> **TASK TO COMPLETE**:
Each line of the data that includes the string "ylabel" is to be copied out.

[Figure content listings]

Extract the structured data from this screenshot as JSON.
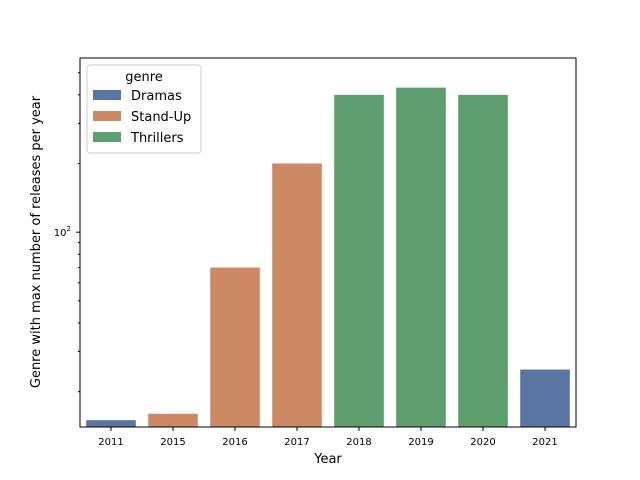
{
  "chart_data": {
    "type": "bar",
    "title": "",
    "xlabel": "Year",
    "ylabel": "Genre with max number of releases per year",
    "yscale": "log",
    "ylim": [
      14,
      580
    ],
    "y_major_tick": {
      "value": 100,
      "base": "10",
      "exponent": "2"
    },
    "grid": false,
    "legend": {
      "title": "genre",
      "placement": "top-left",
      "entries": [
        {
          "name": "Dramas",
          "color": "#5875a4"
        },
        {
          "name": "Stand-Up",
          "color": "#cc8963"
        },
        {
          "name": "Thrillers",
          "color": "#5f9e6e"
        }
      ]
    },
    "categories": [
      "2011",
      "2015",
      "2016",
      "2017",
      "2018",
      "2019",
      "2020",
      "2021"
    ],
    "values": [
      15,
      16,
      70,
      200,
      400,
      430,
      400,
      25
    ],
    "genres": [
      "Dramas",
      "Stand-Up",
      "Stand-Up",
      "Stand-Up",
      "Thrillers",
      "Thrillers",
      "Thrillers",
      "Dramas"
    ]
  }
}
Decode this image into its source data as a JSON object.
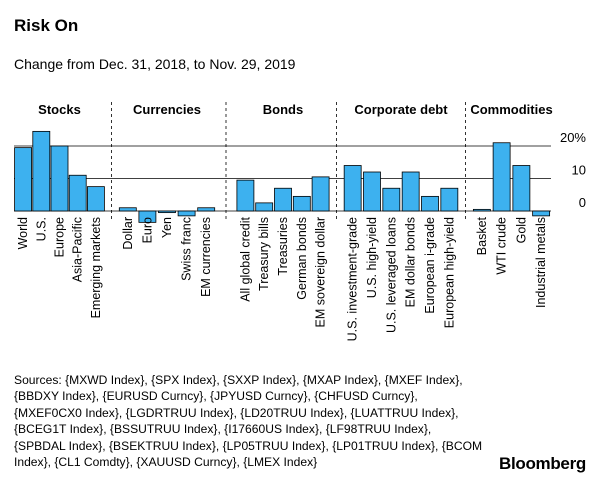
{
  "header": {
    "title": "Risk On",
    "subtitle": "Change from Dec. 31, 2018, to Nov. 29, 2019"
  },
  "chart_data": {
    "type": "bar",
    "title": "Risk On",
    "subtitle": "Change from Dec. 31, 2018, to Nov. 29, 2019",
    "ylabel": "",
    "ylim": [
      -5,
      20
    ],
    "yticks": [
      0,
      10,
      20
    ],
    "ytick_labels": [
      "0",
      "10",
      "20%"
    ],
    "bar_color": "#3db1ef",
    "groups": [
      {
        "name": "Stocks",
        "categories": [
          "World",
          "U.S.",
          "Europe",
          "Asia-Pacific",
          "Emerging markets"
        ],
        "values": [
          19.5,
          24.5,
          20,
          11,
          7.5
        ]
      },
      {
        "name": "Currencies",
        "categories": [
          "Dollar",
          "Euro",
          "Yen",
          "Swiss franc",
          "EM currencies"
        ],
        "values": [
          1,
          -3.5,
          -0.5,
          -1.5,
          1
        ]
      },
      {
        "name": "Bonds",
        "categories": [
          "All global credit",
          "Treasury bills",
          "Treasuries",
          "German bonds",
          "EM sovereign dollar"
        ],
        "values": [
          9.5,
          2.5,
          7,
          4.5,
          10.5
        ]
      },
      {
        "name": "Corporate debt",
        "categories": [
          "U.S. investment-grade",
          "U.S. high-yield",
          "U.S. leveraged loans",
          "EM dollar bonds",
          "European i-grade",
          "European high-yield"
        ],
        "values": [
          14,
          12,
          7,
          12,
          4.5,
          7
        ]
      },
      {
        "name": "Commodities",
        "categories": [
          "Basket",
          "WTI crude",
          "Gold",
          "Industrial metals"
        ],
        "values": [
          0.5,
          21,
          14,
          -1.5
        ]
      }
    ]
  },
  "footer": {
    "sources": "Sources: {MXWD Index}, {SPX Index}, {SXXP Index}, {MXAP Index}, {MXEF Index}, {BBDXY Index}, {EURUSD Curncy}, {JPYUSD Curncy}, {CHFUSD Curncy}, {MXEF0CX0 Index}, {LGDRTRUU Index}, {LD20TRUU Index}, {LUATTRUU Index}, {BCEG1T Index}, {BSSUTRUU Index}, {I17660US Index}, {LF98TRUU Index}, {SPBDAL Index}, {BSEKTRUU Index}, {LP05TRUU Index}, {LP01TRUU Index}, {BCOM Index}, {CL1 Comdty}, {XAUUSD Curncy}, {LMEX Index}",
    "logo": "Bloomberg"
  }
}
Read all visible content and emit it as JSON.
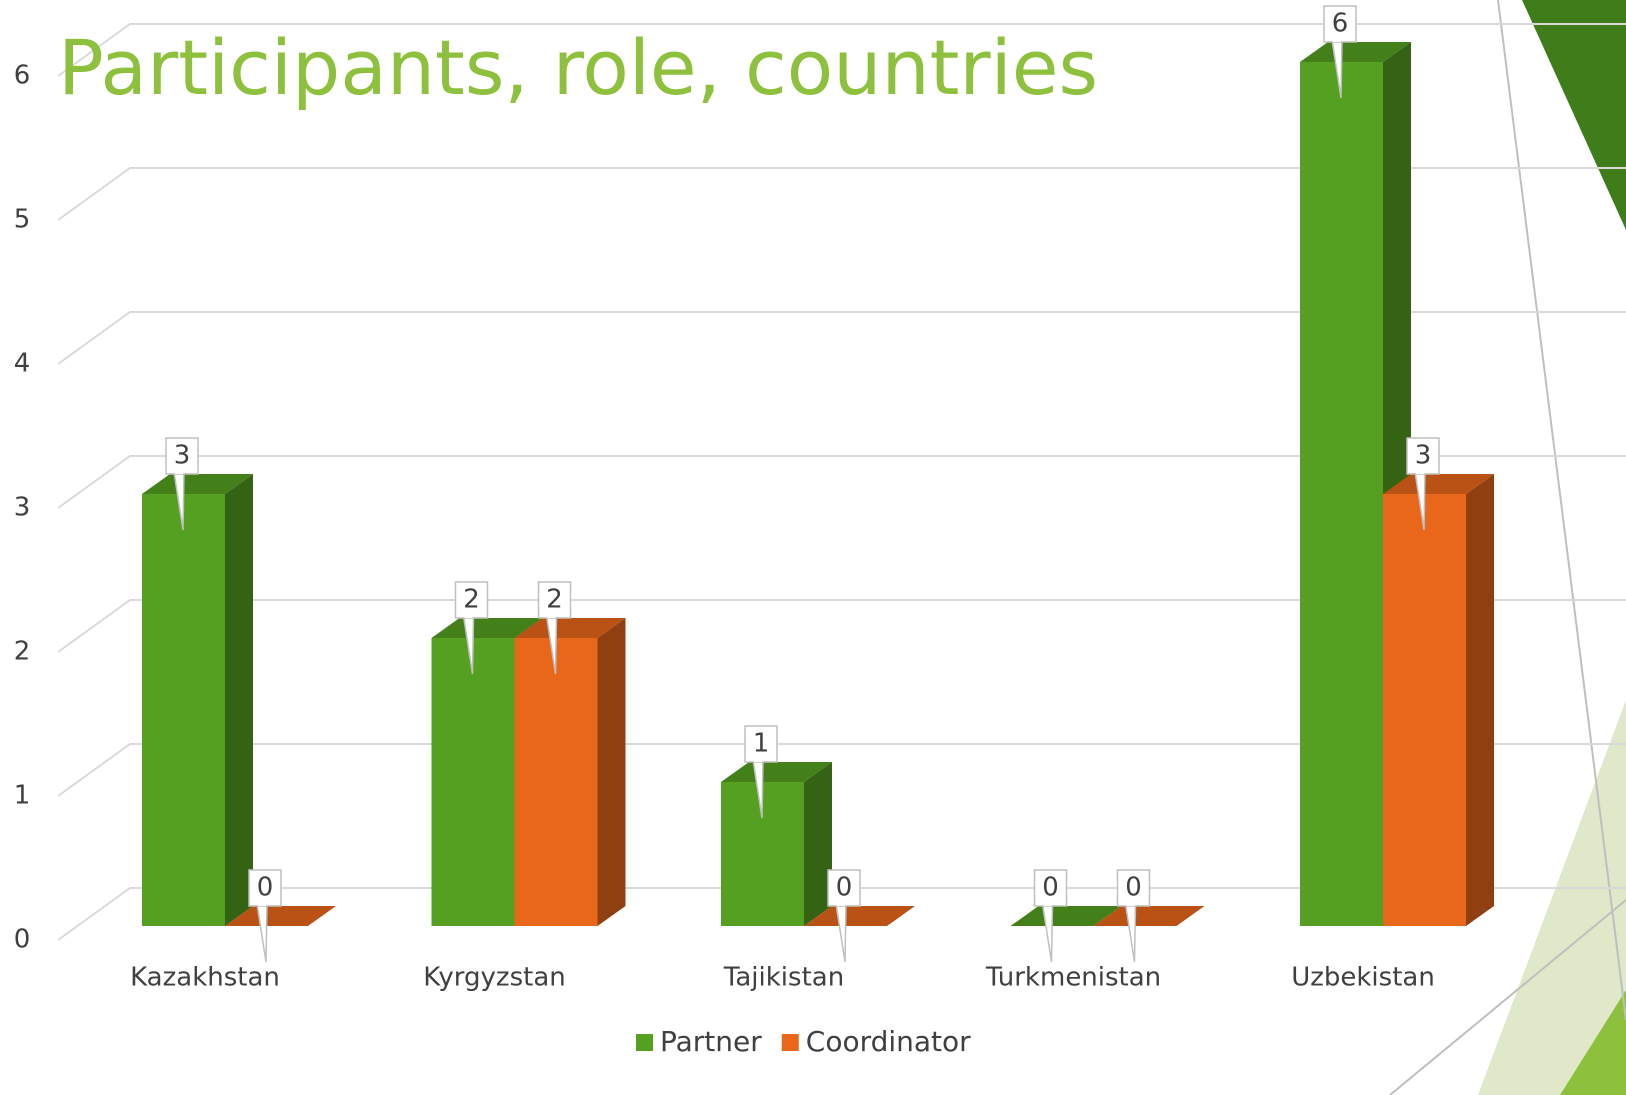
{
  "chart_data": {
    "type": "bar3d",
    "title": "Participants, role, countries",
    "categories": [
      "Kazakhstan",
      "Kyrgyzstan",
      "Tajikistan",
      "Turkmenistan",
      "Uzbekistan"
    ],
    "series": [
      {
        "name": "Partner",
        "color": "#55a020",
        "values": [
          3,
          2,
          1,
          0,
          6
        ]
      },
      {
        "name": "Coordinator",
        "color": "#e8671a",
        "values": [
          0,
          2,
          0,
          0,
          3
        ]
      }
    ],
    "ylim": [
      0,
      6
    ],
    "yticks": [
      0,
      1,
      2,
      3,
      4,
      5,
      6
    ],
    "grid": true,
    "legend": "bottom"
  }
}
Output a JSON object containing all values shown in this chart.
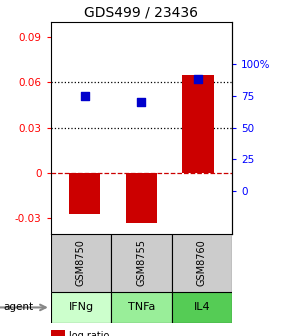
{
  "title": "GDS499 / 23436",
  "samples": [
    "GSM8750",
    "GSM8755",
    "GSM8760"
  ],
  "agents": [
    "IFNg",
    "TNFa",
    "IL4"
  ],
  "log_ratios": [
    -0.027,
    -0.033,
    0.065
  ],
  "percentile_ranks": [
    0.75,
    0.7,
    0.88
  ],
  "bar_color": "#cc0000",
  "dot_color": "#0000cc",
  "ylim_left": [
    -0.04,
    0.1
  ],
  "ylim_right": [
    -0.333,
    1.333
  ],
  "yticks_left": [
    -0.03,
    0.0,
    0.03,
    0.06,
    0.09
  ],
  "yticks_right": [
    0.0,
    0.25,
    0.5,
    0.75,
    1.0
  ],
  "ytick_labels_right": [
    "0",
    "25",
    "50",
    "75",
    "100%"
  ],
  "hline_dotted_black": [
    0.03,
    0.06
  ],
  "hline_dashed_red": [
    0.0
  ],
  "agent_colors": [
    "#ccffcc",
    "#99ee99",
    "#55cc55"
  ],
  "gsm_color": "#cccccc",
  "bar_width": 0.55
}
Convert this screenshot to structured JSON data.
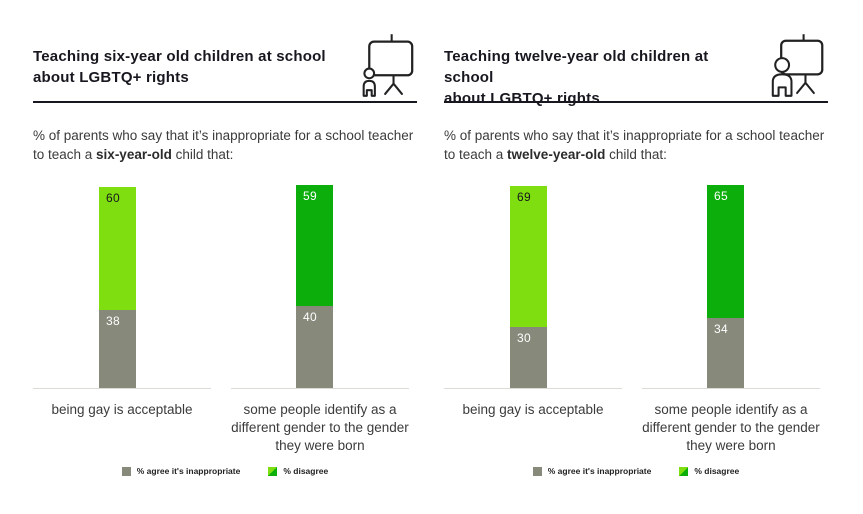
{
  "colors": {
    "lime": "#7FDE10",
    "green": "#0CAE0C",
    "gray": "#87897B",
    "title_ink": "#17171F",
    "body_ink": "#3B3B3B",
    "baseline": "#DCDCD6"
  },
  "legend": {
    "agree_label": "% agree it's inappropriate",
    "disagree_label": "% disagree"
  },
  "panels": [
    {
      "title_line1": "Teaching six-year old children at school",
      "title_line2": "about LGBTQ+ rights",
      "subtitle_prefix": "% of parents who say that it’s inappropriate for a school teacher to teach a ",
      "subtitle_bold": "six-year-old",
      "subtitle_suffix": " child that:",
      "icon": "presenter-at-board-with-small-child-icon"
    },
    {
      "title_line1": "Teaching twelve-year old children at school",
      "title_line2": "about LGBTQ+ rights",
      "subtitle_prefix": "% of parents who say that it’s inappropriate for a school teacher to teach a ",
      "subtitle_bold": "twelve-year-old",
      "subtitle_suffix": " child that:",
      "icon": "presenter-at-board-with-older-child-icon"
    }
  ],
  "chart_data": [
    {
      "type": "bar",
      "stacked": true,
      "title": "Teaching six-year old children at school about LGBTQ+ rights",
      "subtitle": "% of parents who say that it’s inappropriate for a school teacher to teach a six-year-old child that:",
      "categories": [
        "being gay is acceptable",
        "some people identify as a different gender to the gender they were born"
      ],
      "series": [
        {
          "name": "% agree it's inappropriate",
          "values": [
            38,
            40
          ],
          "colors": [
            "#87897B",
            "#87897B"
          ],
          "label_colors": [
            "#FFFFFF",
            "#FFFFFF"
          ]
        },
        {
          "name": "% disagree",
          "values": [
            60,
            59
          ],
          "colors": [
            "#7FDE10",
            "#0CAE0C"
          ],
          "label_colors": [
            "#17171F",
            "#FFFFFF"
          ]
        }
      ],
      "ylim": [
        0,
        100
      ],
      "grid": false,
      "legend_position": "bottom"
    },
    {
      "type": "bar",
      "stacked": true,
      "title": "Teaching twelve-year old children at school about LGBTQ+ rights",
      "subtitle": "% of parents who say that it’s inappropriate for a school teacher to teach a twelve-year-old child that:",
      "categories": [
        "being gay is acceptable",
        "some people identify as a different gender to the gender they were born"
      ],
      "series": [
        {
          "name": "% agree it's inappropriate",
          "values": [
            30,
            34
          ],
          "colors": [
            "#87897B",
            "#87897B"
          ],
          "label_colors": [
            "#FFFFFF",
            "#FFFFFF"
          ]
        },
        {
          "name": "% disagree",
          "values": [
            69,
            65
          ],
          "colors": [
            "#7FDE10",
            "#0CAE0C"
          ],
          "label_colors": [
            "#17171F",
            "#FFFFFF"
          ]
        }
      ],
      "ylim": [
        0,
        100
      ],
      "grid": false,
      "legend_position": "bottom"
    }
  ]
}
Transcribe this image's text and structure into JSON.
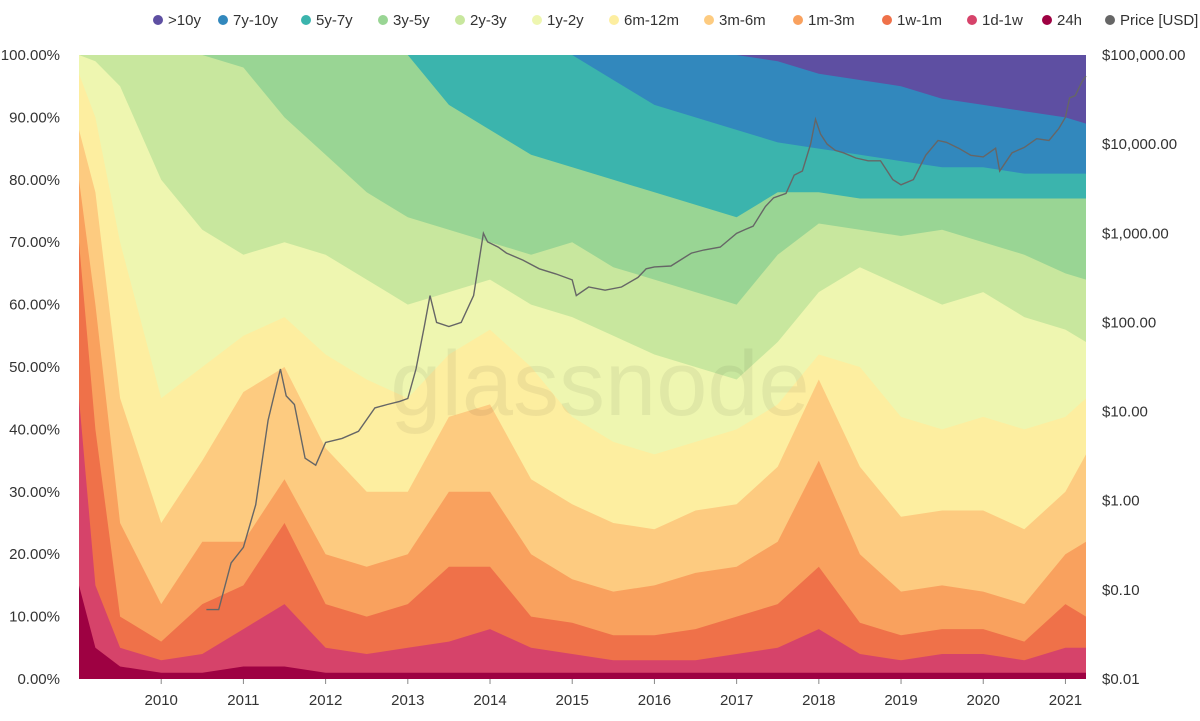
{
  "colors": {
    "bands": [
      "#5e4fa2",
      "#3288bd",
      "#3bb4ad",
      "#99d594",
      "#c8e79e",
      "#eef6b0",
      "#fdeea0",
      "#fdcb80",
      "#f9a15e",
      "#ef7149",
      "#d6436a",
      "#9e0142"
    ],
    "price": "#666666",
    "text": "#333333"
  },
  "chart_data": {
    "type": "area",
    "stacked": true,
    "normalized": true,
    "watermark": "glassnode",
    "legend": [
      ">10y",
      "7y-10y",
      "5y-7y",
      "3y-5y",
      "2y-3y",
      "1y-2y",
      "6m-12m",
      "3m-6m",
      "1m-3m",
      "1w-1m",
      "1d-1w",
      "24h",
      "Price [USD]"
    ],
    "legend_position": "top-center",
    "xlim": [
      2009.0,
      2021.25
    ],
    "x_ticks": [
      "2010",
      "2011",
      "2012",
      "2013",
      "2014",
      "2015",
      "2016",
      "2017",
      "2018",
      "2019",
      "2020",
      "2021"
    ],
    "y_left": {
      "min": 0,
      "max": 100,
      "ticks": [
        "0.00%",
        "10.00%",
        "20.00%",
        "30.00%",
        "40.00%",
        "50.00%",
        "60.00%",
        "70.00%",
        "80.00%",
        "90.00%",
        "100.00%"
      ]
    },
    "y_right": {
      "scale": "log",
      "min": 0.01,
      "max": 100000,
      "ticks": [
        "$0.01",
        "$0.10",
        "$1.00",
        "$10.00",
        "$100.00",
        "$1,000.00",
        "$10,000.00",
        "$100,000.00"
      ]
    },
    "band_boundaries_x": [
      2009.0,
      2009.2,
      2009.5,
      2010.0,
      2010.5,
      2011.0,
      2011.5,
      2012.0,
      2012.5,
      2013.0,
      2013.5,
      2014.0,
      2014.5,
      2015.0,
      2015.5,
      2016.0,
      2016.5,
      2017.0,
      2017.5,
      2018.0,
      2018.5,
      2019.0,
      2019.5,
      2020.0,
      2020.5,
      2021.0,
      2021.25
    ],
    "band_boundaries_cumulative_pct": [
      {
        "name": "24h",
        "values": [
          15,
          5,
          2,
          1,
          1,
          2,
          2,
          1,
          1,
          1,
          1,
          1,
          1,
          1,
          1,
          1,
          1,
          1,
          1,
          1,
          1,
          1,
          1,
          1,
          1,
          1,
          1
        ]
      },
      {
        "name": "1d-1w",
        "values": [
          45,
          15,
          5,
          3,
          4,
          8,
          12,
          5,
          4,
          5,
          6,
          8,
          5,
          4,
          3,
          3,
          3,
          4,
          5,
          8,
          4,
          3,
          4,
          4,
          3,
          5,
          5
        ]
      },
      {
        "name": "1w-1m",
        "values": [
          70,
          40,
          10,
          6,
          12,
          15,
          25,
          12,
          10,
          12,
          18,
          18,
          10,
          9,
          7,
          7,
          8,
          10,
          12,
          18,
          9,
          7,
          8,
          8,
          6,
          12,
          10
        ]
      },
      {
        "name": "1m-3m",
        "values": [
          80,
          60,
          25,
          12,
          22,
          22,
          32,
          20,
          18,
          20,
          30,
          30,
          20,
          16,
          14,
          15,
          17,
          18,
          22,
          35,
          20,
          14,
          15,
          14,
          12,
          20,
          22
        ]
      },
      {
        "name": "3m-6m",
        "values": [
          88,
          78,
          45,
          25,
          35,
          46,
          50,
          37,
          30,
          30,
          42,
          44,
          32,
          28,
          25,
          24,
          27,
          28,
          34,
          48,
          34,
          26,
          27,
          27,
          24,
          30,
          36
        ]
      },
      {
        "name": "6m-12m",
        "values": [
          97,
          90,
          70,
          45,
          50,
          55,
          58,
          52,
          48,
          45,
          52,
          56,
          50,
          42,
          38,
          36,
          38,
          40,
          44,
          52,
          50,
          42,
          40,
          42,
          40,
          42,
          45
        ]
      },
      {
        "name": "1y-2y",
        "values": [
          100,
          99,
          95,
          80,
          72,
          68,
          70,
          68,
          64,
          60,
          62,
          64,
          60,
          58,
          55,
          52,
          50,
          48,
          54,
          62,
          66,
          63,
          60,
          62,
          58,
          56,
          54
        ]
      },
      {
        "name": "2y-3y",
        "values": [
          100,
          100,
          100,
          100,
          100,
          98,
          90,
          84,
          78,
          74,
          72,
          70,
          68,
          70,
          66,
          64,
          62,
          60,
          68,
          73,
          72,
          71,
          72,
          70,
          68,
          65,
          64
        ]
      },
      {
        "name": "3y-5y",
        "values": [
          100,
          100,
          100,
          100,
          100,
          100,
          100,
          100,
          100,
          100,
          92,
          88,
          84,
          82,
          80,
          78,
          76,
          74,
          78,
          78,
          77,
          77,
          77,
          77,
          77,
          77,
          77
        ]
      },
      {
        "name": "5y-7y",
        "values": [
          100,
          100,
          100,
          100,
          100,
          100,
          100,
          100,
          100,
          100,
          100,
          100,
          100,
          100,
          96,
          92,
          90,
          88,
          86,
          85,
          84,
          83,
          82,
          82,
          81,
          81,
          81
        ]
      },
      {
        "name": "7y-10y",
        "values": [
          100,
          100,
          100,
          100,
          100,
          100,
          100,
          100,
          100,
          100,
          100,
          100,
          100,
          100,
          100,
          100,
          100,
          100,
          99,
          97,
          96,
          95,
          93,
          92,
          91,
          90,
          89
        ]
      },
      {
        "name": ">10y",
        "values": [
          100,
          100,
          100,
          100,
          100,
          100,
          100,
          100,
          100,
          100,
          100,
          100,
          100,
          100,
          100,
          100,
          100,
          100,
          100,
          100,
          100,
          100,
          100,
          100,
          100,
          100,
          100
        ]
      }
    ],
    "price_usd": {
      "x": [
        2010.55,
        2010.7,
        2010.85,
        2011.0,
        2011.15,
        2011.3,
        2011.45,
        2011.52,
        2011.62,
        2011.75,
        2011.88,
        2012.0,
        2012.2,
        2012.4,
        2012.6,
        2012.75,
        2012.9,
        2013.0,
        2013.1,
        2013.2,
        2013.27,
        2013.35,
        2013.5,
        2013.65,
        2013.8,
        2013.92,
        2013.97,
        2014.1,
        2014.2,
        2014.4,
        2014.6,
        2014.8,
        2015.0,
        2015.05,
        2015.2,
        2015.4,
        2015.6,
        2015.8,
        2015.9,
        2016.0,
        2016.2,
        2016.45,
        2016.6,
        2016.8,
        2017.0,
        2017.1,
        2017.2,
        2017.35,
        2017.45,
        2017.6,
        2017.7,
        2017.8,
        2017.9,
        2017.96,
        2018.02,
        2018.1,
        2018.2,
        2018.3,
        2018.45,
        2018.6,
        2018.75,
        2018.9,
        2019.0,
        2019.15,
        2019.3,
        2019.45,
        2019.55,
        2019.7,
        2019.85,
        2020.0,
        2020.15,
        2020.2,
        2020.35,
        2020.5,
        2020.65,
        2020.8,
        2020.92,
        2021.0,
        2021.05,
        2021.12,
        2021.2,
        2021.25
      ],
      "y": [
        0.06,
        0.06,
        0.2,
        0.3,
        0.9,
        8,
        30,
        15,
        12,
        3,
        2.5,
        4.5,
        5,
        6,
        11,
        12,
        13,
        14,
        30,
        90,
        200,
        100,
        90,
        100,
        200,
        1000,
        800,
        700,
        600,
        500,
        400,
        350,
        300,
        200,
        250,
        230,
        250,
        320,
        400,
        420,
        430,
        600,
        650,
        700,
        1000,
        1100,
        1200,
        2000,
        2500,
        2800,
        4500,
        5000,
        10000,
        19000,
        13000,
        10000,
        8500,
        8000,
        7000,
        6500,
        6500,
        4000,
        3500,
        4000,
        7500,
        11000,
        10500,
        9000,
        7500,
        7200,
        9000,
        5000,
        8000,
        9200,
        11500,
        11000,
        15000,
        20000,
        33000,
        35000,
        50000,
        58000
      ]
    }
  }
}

> **FINISHED EXERCISE**:
    "ylabel": "Genre with max number of releases per year",
    "ylabel": "",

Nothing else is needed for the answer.